* START SUPPLIED INFORMATION *
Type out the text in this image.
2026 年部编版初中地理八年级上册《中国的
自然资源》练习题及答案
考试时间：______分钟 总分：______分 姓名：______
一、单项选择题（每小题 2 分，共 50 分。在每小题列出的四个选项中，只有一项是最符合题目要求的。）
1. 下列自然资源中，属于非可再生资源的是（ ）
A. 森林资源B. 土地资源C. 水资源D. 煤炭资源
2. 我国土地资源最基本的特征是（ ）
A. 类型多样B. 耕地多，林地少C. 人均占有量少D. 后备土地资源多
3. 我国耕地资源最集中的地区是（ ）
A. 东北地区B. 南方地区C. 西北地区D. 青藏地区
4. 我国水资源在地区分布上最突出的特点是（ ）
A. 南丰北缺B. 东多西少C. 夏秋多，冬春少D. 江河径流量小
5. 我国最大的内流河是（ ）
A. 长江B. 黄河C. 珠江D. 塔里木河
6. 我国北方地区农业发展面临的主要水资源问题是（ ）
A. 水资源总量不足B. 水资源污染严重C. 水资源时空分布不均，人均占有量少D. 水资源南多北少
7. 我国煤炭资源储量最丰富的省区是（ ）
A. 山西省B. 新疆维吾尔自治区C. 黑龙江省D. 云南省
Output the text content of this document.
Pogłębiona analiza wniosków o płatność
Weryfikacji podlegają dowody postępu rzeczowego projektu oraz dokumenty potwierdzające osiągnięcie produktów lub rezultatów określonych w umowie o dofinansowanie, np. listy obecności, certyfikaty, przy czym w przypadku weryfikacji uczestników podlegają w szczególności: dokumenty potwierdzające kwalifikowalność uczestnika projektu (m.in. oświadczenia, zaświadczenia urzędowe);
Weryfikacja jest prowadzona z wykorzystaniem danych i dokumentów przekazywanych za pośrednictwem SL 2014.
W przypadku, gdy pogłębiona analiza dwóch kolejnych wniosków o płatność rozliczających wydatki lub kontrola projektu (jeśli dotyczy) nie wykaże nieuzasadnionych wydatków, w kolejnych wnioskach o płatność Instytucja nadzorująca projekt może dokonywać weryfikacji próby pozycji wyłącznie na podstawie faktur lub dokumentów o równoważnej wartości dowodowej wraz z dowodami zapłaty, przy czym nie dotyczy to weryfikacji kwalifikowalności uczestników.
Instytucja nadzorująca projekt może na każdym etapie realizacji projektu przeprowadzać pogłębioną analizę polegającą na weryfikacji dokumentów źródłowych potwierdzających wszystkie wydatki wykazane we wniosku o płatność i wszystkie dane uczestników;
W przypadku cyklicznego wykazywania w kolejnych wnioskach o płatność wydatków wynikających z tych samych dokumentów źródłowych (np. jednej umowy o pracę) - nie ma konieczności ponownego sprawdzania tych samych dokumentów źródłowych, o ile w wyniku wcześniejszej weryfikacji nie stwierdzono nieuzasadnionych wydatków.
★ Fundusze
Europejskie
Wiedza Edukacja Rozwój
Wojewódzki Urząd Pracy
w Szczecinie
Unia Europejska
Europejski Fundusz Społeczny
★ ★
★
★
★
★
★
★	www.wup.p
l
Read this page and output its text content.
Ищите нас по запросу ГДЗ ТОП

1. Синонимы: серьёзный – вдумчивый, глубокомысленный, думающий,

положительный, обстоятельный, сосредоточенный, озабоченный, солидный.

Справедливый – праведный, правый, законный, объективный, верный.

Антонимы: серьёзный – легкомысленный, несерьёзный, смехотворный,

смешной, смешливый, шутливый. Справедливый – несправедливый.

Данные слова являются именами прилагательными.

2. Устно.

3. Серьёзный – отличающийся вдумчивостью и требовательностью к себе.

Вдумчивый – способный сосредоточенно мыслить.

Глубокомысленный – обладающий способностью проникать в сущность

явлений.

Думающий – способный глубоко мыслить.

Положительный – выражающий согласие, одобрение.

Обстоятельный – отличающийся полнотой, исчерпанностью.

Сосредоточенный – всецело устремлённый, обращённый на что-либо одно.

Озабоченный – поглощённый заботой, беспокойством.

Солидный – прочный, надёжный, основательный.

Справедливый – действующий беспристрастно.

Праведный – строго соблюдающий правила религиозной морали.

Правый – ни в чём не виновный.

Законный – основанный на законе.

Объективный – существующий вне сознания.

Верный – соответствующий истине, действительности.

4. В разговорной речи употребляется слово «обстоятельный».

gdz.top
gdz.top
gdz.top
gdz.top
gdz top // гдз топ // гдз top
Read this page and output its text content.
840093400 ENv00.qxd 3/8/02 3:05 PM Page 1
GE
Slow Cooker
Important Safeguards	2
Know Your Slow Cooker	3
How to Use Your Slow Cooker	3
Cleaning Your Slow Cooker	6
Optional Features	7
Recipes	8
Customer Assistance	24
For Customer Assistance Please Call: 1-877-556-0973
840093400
* END SUPPLIED INFORMATION *
§ **SET EXERCISE**
Within the listing, how many lines hold the word "人均占有量少D"? Only the number is to be given.

§ **ANSWER FOR THE TASK**
2